● What you are asked to do:
Retype the data that follows line by line, exactly, and leave its pictures out.
[The data start]
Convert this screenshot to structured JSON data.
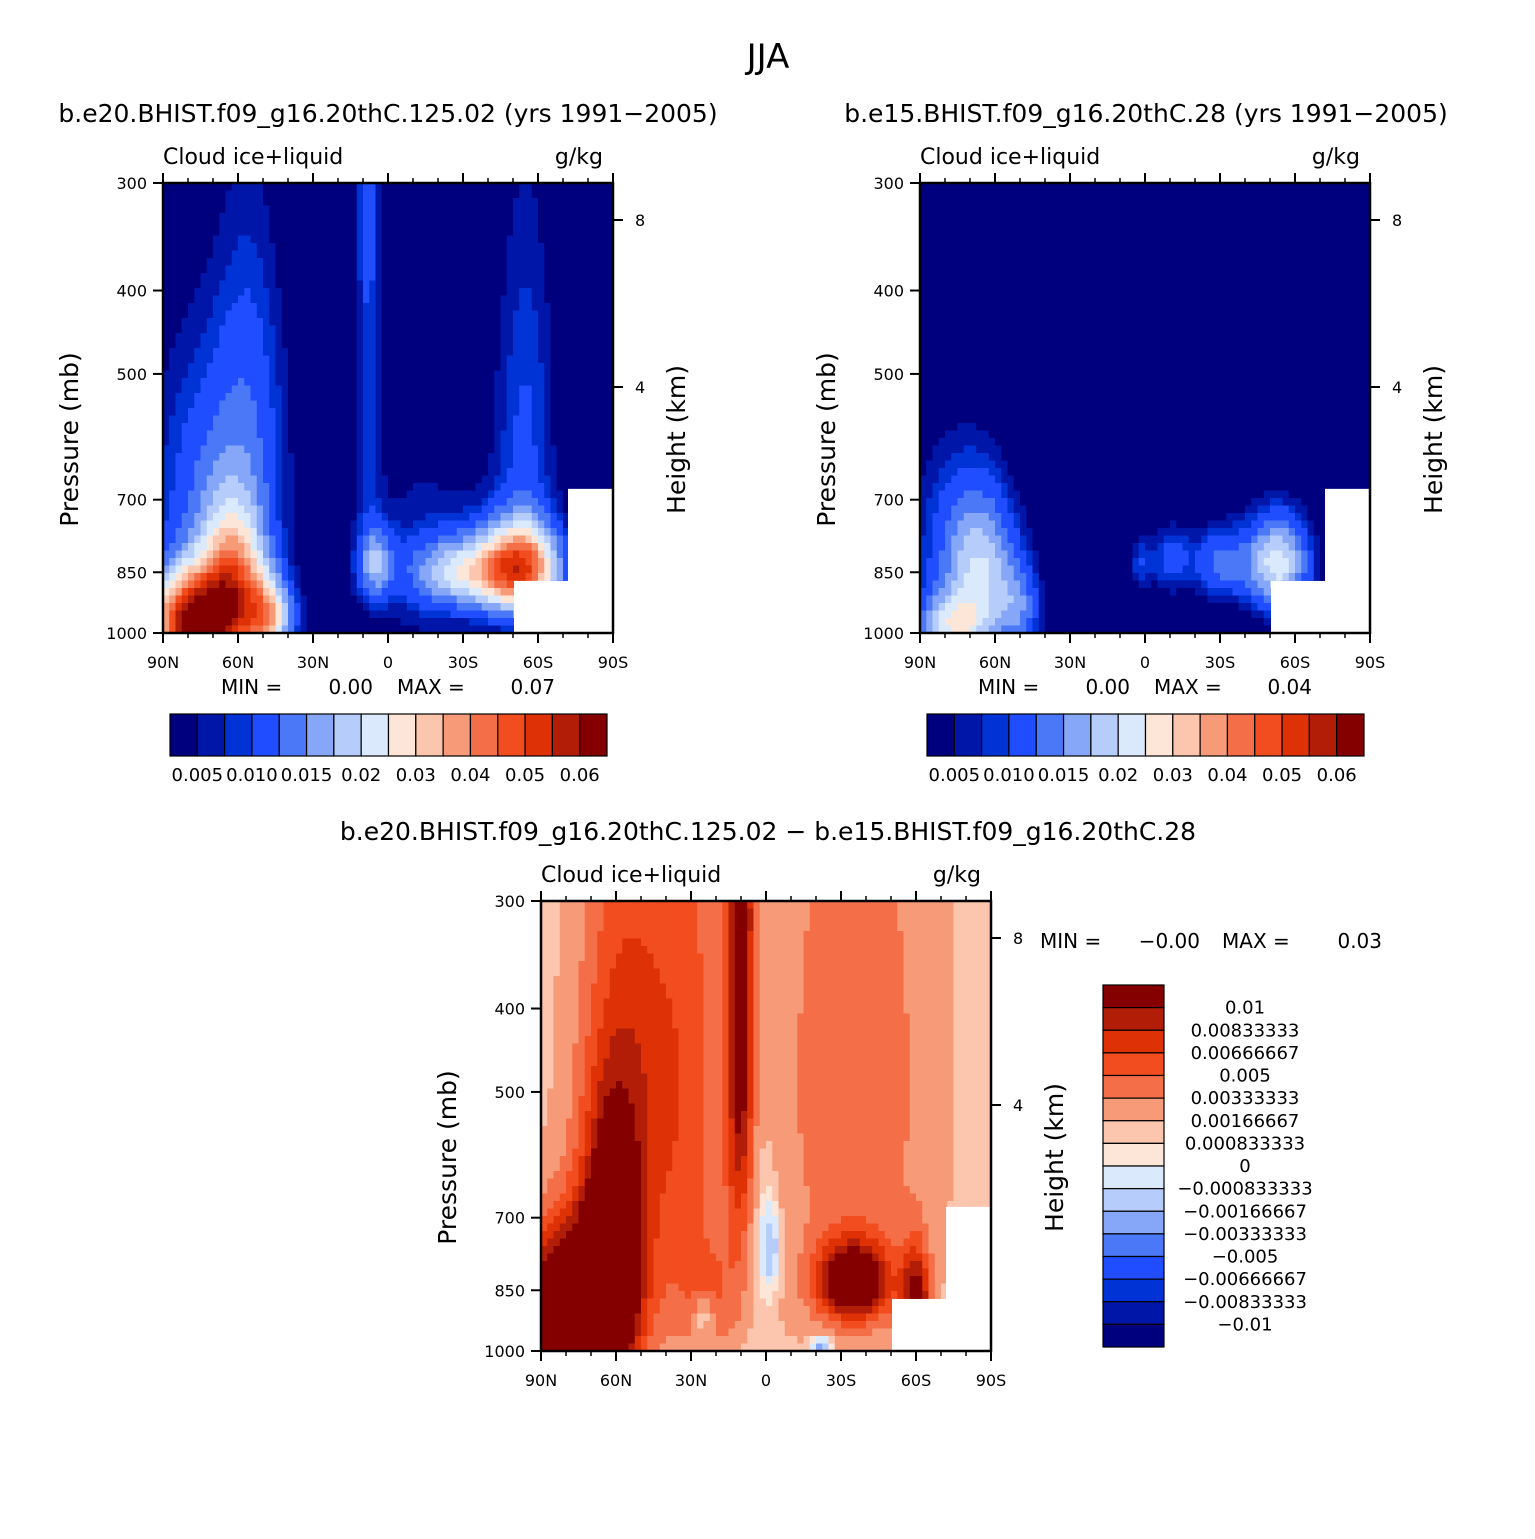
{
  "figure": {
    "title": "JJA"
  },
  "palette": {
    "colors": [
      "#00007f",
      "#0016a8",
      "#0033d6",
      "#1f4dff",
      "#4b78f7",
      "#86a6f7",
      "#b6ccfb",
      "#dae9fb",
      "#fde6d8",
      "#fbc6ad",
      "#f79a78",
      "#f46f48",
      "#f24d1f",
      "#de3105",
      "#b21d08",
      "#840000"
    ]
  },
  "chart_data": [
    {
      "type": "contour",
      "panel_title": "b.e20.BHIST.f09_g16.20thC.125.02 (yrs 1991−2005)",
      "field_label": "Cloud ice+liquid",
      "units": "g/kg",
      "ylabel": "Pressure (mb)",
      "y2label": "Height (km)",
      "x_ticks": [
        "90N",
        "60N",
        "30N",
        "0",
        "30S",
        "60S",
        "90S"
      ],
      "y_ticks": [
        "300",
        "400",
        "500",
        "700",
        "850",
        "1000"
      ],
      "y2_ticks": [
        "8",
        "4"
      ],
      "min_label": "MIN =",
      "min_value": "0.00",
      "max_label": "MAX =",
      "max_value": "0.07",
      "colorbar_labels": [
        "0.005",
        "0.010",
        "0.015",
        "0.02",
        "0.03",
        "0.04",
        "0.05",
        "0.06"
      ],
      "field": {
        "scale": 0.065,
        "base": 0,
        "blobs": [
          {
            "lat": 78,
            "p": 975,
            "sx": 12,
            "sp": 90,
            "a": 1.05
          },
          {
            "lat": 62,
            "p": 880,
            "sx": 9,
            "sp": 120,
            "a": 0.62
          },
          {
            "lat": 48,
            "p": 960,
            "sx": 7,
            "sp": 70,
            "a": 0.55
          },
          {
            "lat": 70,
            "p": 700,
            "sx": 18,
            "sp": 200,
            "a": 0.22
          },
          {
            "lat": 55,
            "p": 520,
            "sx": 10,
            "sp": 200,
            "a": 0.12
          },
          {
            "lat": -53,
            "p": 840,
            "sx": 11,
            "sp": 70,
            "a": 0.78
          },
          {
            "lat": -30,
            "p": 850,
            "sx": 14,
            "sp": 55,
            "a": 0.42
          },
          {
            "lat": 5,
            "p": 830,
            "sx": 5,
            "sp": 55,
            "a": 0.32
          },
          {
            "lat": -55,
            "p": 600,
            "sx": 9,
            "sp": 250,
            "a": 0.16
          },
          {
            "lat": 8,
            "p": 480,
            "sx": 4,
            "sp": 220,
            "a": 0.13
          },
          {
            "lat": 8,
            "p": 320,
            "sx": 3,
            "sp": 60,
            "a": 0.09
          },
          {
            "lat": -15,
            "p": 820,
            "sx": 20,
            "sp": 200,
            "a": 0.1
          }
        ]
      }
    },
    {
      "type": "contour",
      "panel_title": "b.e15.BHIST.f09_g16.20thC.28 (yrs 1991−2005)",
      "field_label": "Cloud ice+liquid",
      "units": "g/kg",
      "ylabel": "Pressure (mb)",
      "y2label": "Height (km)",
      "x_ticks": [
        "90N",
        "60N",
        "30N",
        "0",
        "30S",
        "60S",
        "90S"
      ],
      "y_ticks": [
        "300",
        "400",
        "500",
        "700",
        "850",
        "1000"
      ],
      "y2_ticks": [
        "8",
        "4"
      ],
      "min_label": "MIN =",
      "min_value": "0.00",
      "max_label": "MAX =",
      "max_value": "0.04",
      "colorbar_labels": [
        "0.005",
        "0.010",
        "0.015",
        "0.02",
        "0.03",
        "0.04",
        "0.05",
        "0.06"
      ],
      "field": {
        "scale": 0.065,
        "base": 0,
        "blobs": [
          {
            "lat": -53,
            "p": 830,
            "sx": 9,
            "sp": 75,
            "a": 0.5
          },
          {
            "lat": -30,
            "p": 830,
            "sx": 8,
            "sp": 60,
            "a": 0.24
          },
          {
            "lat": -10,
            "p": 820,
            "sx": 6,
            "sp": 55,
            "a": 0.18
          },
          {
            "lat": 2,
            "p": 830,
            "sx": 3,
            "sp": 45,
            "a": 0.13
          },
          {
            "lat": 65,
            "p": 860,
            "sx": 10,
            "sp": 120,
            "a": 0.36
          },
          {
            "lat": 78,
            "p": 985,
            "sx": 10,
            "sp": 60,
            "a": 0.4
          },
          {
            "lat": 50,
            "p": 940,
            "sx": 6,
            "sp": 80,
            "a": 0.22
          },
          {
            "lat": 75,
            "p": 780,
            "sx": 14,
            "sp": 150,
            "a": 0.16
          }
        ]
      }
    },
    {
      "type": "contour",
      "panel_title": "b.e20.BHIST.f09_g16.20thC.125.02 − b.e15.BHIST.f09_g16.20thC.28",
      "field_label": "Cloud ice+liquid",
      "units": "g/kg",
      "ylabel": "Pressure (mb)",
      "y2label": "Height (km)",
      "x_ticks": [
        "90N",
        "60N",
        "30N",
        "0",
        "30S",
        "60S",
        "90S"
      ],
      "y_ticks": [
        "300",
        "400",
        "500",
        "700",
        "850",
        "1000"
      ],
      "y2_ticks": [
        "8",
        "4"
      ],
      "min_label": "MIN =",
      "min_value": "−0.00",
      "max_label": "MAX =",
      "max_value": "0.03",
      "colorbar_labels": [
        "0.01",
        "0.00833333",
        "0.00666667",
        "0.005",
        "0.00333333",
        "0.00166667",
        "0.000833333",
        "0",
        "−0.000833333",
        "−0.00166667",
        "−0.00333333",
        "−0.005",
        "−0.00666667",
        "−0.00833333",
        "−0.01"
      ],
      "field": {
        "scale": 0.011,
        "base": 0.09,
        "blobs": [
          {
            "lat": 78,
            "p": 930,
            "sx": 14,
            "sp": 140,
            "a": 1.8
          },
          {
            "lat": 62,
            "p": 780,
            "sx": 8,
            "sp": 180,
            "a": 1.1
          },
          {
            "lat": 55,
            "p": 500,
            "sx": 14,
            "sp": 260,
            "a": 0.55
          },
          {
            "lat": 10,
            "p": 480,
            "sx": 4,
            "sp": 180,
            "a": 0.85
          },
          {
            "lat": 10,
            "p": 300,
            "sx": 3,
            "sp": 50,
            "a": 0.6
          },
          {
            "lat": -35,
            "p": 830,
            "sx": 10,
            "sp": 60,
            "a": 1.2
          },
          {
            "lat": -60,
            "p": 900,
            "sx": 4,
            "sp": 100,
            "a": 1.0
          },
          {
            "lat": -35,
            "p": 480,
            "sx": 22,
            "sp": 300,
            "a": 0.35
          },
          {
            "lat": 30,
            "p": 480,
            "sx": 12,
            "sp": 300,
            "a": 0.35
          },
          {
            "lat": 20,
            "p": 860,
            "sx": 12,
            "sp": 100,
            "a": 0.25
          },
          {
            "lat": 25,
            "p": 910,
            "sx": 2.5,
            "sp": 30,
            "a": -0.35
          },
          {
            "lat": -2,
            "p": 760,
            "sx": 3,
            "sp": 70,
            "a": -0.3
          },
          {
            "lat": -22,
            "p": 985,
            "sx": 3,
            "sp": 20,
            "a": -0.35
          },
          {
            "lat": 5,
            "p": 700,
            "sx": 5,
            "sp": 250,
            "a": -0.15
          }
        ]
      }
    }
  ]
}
[The data end]
● Result below:
Convert this screenshot to structured JSON data.
{
  "figure": {
    "title": "JJA"
  },
  "palette": {
    "colors": [
      "#00007f",
      "#0016a8",
      "#0033d6",
      "#1f4dff",
      "#4b78f7",
      "#86a6f7",
      "#b6ccfb",
      "#dae9fb",
      "#fde6d8",
      "#fbc6ad",
      "#f79a78",
      "#f46f48",
      "#f24d1f",
      "#de3105",
      "#b21d08",
      "#840000"
    ]
  },
  "chart_data": [
    {
      "type": "contour",
      "panel_title": "b.e20.BHIST.f09_g16.20thC.125.02 (yrs 1991−2005)",
      "field_label": "Cloud ice+liquid",
      "units": "g/kg",
      "ylabel": "Pressure (mb)",
      "y2label": "Height (km)",
      "x_ticks": [
        "90N",
        "60N",
        "30N",
        "0",
        "30S",
        "60S",
        "90S"
      ],
      "y_ticks": [
        "300",
        "400",
        "500",
        "700",
        "850",
        "1000"
      ],
      "y2_ticks": [
        "8",
        "4"
      ],
      "min_label": "MIN =",
      "min_value": "0.00",
      "max_label": "MAX =",
      "max_value": "0.07",
      "colorbar_labels": [
        "0.005",
        "0.010",
        "0.015",
        "0.02",
        "0.03",
        "0.04",
        "0.05",
        "0.06"
      ],
      "field": {
        "scale": 0.065,
        "base": 0,
        "blobs": [
          {
            "lat": 78,
            "p": 975,
            "sx": 12,
            "sp": 90,
            "a": 1.05
          },
          {
            "lat": 62,
            "p": 880,
            "sx": 9,
            "sp": 120,
            "a": 0.62
          },
          {
            "lat": 48,
            "p": 960,
            "sx": 7,
            "sp": 70,
            "a": 0.55
          },
          {
            "lat": 70,
            "p": 700,
            "sx": 18,
            "sp": 200,
            "a": 0.22
          },
          {
            "lat": 55,
            "p": 520,
            "sx": 10,
            "sp": 200,
            "a": 0.12
          },
          {
            "lat": -53,
            "p": 840,
            "sx": 11,
            "sp": 70,
            "a": 0.78
          },
          {
            "lat": -30,
            "p": 850,
            "sx": 14,
            "sp": 55,
            "a": 0.42
          },
          {
            "lat": 5,
            "p": 830,
            "sx": 5,
            "sp": 55,
            "a": 0.32
          },
          {
            "lat": -55,
            "p": 600,
            "sx": 9,
            "sp": 250,
            "a": 0.16
          },
          {
            "lat": 8,
            "p": 480,
            "sx": 4,
            "sp": 220,
            "a": 0.13
          },
          {
            "lat": 8,
            "p": 320,
            "sx": 3,
            "sp": 60,
            "a": 0.09
          },
          {
            "lat": -15,
            "p": 820,
            "sx": 20,
            "sp": 200,
            "a": 0.1
          }
        ]
      }
    },
    {
      "type": "contour",
      "panel_title": "b.e15.BHIST.f09_g16.20thC.28 (yrs 1991−2005)",
      "field_label": "Cloud ice+liquid",
      "units": "g/kg",
      "ylabel": "Pressure (mb)",
      "y2label": "Height (km)",
      "x_ticks": [
        "90N",
        "60N",
        "30N",
        "0",
        "30S",
        "60S",
        "90S"
      ],
      "y_ticks": [
        "300",
        "400",
        "500",
        "700",
        "850",
        "1000"
      ],
      "y2_ticks": [
        "8",
        "4"
      ],
      "min_label": "MIN =",
      "min_value": "0.00",
      "max_label": "MAX =",
      "max_value": "0.04",
      "colorbar_labels": [
        "0.005",
        "0.010",
        "0.015",
        "0.02",
        "0.03",
        "0.04",
        "0.05",
        "0.06"
      ],
      "field": {
        "scale": 0.065,
        "base": 0,
        "blobs": [
          {
            "lat": -53,
            "p": 830,
            "sx": 9,
            "sp": 75,
            "a": 0.5
          },
          {
            "lat": -30,
            "p": 830,
            "sx": 8,
            "sp": 60,
            "a": 0.24
          },
          {
            "lat": -10,
            "p": 820,
            "sx": 6,
            "sp": 55,
            "a": 0.18
          },
          {
            "lat": 2,
            "p": 830,
            "sx": 3,
            "sp": 45,
            "a": 0.13
          },
          {
            "lat": 65,
            "p": 860,
            "sx": 10,
            "sp": 120,
            "a": 0.36
          },
          {
            "lat": 78,
            "p": 985,
            "sx": 10,
            "sp": 60,
            "a": 0.4
          },
          {
            "lat": 50,
            "p": 940,
            "sx": 6,
            "sp": 80,
            "a": 0.22
          },
          {
            "lat": 75,
            "p": 780,
            "sx": 14,
            "sp": 150,
            "a": 0.16
          }
        ]
      }
    },
    {
      "type": "contour",
      "panel_title": "b.e20.BHIST.f09_g16.20thC.125.02 − b.e15.BHIST.f09_g16.20thC.28",
      "field_label": "Cloud ice+liquid",
      "units": "g/kg",
      "ylabel": "Pressure (mb)",
      "y2label": "Height (km)",
      "x_ticks": [
        "90N",
        "60N",
        "30N",
        "0",
        "30S",
        "60S",
        "90S"
      ],
      "y_ticks": [
        "300",
        "400",
        "500",
        "700",
        "850",
        "1000"
      ],
      "y2_ticks": [
        "8",
        "4"
      ],
      "min_label": "MIN =",
      "min_value": "−0.00",
      "max_label": "MAX =",
      "max_value": "0.03",
      "colorbar_labels": [
        "0.01",
        "0.00833333",
        "0.00666667",
        "0.005",
        "0.00333333",
        "0.00166667",
        "0.000833333",
        "0",
        "−0.000833333",
        "−0.00166667",
        "−0.00333333",
        "−0.005",
        "−0.00666667",
        "−0.00833333",
        "−0.01"
      ],
      "field": {
        "scale": 0.011,
        "base": 0.09,
        "blobs": [
          {
            "lat": 78,
            "p": 930,
            "sx": 14,
            "sp": 140,
            "a": 1.8
          },
          {
            "lat": 62,
            "p": 780,
            "sx": 8,
            "sp": 180,
            "a": 1.1
          },
          {
            "lat": 55,
            "p": 500,
            "sx": 14,
            "sp": 260,
            "a": 0.55
          },
          {
            "lat": 10,
            "p": 480,
            "sx": 4,
            "sp": 180,
            "a": 0.85
          },
          {
            "lat": 10,
            "p": 300,
            "sx": 3,
            "sp": 50,
            "a": 0.6
          },
          {
            "lat": -35,
            "p": 830,
            "sx": 10,
            "sp": 60,
            "a": 1.2
          },
          {
            "lat": -60,
            "p": 900,
            "sx": 4,
            "sp": 100,
            "a": 1.0
          },
          {
            "lat": -35,
            "p": 480,
            "sx": 22,
            "sp": 300,
            "a": 0.35
          },
          {
            "lat": 30,
            "p": 480,
            "sx": 12,
            "sp": 300,
            "a": 0.35
          },
          {
            "lat": 20,
            "p": 860,
            "sx": 12,
            "sp": 100,
            "a": 0.25
          },
          {
            "lat": 25,
            "p": 910,
            "sx": 2.5,
            "sp": 30,
            "a": -0.35
          },
          {
            "lat": -2,
            "p": 760,
            "sx": 3,
            "sp": 70,
            "a": -0.3
          },
          {
            "lat": -22,
            "p": 985,
            "sx": 3,
            "sp": 20,
            "a": -0.35
          },
          {
            "lat": 5,
            "p": 700,
            "sx": 5,
            "sp": 250,
            "a": -0.15
          }
        ]
      }
    }
  ]
}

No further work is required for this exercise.